What the task requires :: Look through the listing below and give the number of lines that hold "name". Say nothing more.

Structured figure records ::
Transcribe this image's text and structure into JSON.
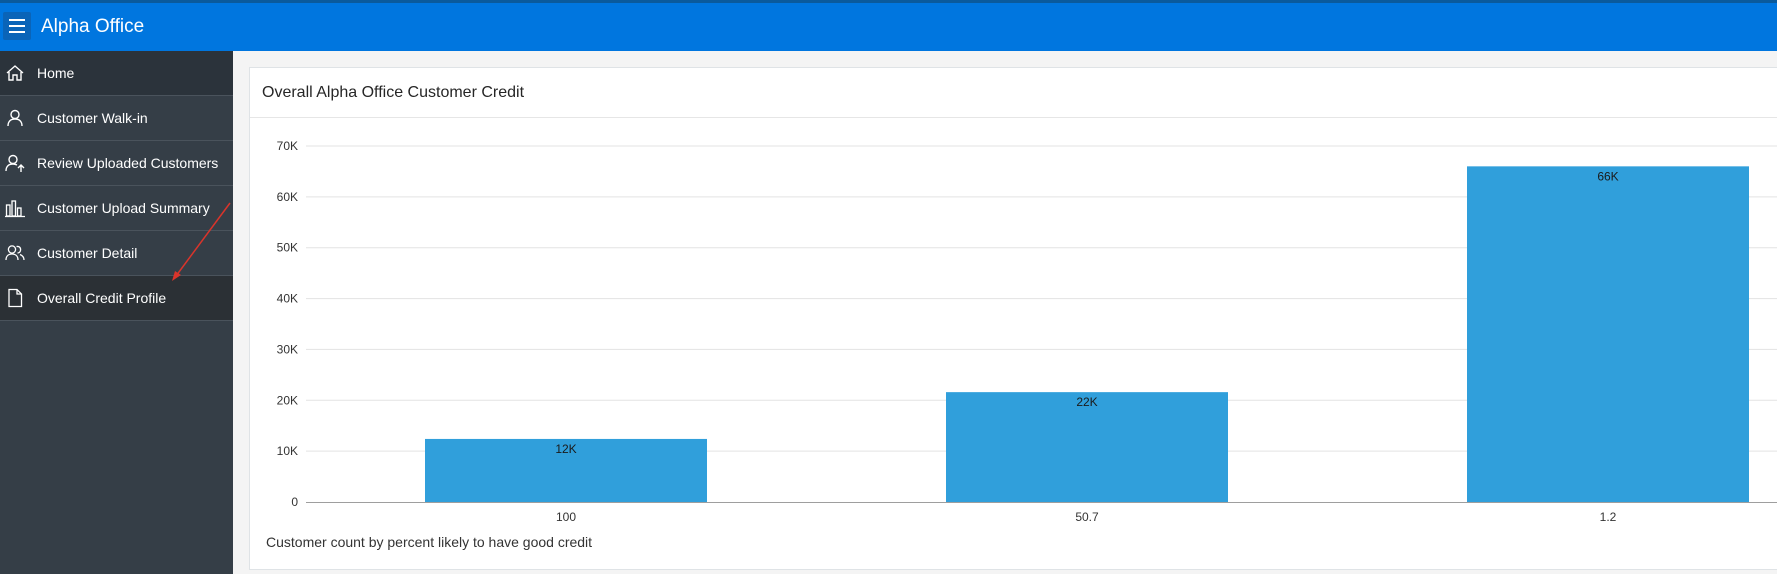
{
  "app": {
    "title": "Alpha Office"
  },
  "nav": {
    "items": [
      {
        "label": "Home",
        "icon": "home-icon"
      },
      {
        "label": "Customer Walk-in",
        "icon": "user-icon"
      },
      {
        "label": "Review Uploaded Customers",
        "icon": "user-upload-icon"
      },
      {
        "label": "Customer Upload Summary",
        "icon": "bar-chart-icon"
      },
      {
        "label": "Customer Detail",
        "icon": "users-icon"
      },
      {
        "label": "Overall Credit Profile",
        "icon": "document-icon"
      }
    ],
    "active_index": 5
  },
  "region": {
    "title": "Overall Alpha Office Customer Credit",
    "footer": "Customer count by percent likely to have good credit"
  },
  "colors": {
    "header": "#0076df",
    "sidebar": "#353e47",
    "bar": "#309fdb",
    "annotation_arrow": "#d9342b"
  },
  "chart_data": {
    "type": "bar",
    "categories": [
      "100",
      "50.7",
      "1.2"
    ],
    "values": [
      12400,
      21600,
      66000
    ],
    "data_labels": [
      "12K",
      "22K",
      "66K"
    ],
    "yticks": [
      0,
      10000,
      20000,
      30000,
      40000,
      50000,
      60000,
      70000
    ],
    "ytick_labels": [
      "0",
      "10K",
      "20K",
      "30K",
      "40K",
      "50K",
      "60K",
      "70K"
    ],
    "ylim": [
      0,
      70000
    ],
    "grid": true,
    "xlabel": "",
    "ylabel": ""
  }
}
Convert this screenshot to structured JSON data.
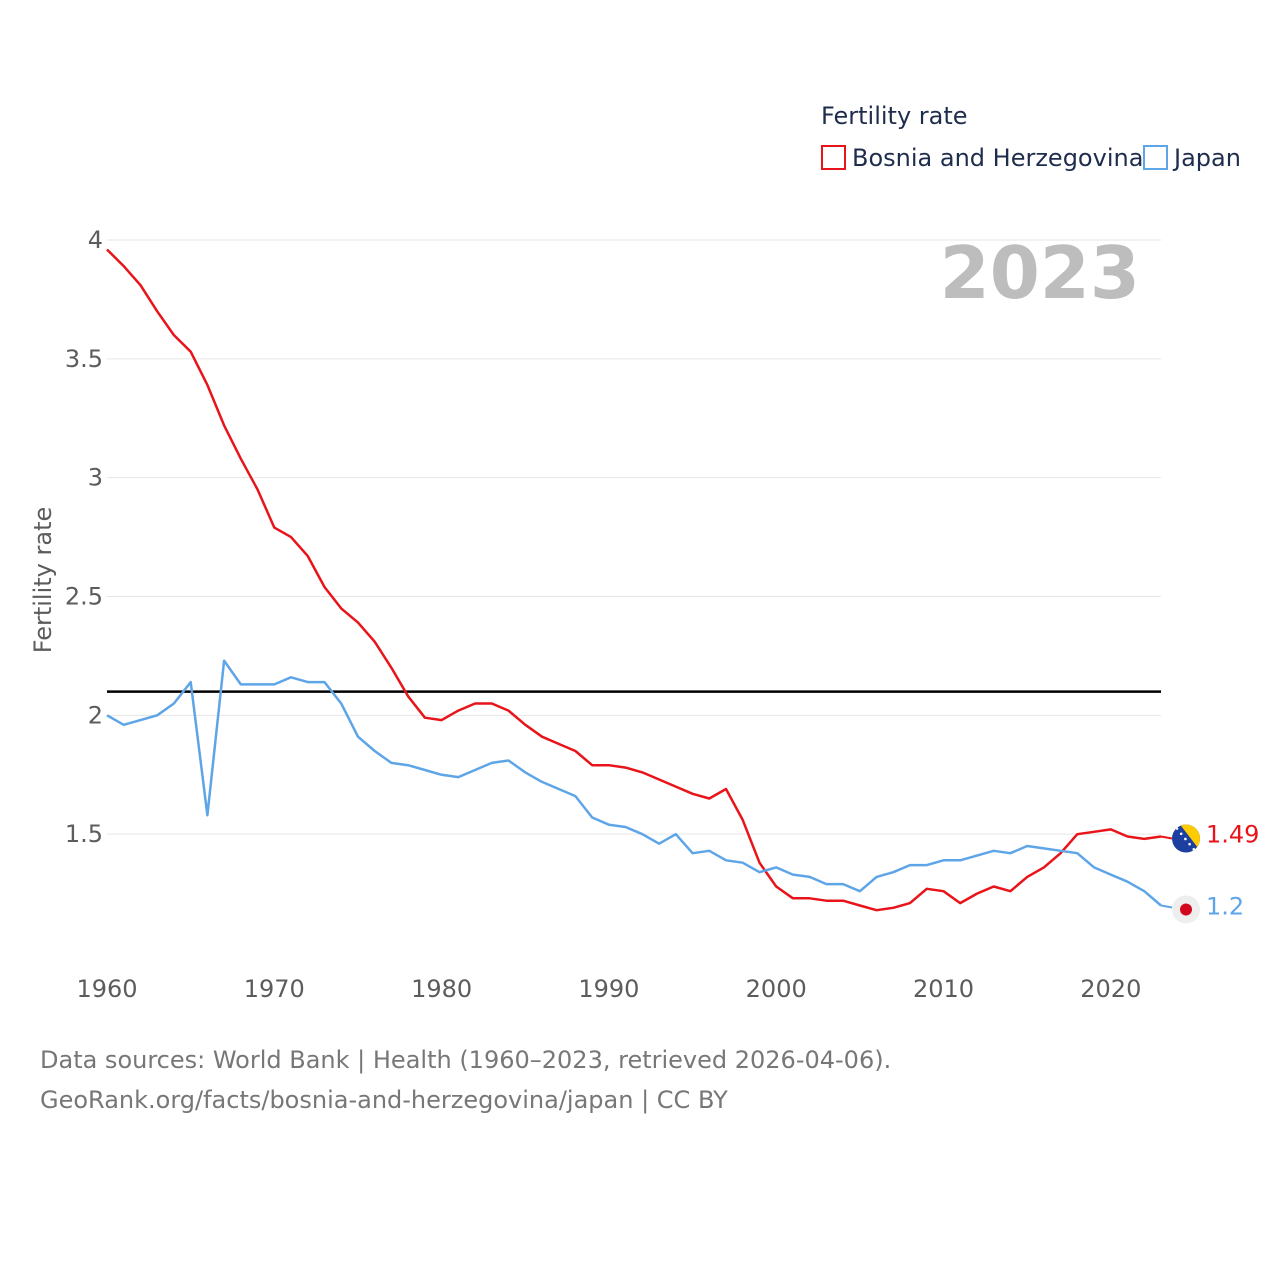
{
  "chart_data": {
    "type": "line",
    "ylabel": "Fertility rate",
    "xlabel": "",
    "xlim": [
      1960,
      2023
    ],
    "ylim": [
      1.0,
      4.0
    ],
    "y_ticks": [
      1.5,
      2,
      2.5,
      3,
      3.5,
      4
    ],
    "y_tick_labels": [
      "1.5",
      "2",
      "2.5",
      "3",
      "3.5",
      "4"
    ],
    "x_ticks": [
      1960,
      1970,
      1980,
      1990,
      2000,
      2010,
      2020
    ],
    "x_tick_labels": [
      "1960",
      "1970",
      "1980",
      "1990",
      "2000",
      "2010",
      "2020"
    ],
    "legend_title": "Fertility rate",
    "legend_position": "top-right",
    "current_year": "2023",
    "reference_line": 2.1,
    "x": [
      1960,
      1961,
      1962,
      1963,
      1964,
      1965,
      1966,
      1967,
      1968,
      1969,
      1970,
      1971,
      1972,
      1973,
      1974,
      1975,
      1976,
      1977,
      1978,
      1979,
      1980,
      1981,
      1982,
      1983,
      1984,
      1985,
      1986,
      1987,
      1988,
      1989,
      1990,
      1991,
      1992,
      1993,
      1994,
      1995,
      1996,
      1997,
      1998,
      1999,
      2000,
      2001,
      2002,
      2003,
      2004,
      2005,
      2006,
      2007,
      2008,
      2009,
      2010,
      2011,
      2012,
      2013,
      2014,
      2015,
      2016,
      2017,
      2018,
      2019,
      2020,
      2021,
      2022,
      2023
    ],
    "series": [
      {
        "name": "Bosnia and Herzegovina",
        "color": "#e8141a",
        "end_label": "1.49",
        "values": [
          3.96,
          3.89,
          3.81,
          3.7,
          3.6,
          3.53,
          3.39,
          3.22,
          3.08,
          2.95,
          2.79,
          2.75,
          2.67,
          2.54,
          2.45,
          2.39,
          2.31,
          2.2,
          2.08,
          1.99,
          1.98,
          2.02,
          2.05,
          2.05,
          2.02,
          1.96,
          1.91,
          1.88,
          1.85,
          1.79,
          1.79,
          1.78,
          1.76,
          1.73,
          1.7,
          1.67,
          1.65,
          1.69,
          1.56,
          1.38,
          1.28,
          1.23,
          1.23,
          1.22,
          1.22,
          1.2,
          1.18,
          1.19,
          1.21,
          1.27,
          1.26,
          1.21,
          1.25,
          1.28,
          1.26,
          1.32,
          1.36,
          1.42,
          1.5,
          1.51,
          1.52,
          1.49,
          1.48,
          1.49
        ]
      },
      {
        "name": "Japan",
        "color": "#5ea5e8",
        "end_label": "1.2",
        "values": [
          2.0,
          1.96,
          1.98,
          2.0,
          2.05,
          2.14,
          1.58,
          2.23,
          2.13,
          2.13,
          2.13,
          2.16,
          2.14,
          2.14,
          2.05,
          1.91,
          1.85,
          1.8,
          1.79,
          1.77,
          1.75,
          1.74,
          1.77,
          1.8,
          1.81,
          1.76,
          1.72,
          1.69,
          1.66,
          1.57,
          1.54,
          1.53,
          1.5,
          1.46,
          1.5,
          1.42,
          1.43,
          1.39,
          1.38,
          1.34,
          1.36,
          1.33,
          1.32,
          1.29,
          1.29,
          1.26,
          1.32,
          1.34,
          1.37,
          1.37,
          1.39,
          1.39,
          1.41,
          1.43,
          1.42,
          1.45,
          1.44,
          1.43,
          1.42,
          1.36,
          1.33,
          1.3,
          1.26,
          1.2
        ]
      }
    ]
  },
  "icons": {
    "bosnia": "bosnia-flag-icon",
    "japan": "japan-flag-icon"
  },
  "source": {
    "line1": "Data sources: World Bank | Health (1960–2023, retrieved 2026-04-06).",
    "line2": "GeoRank.org/facts/bosnia-and-herzegovina/japan | CC BY"
  }
}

Output for this exercise :: 2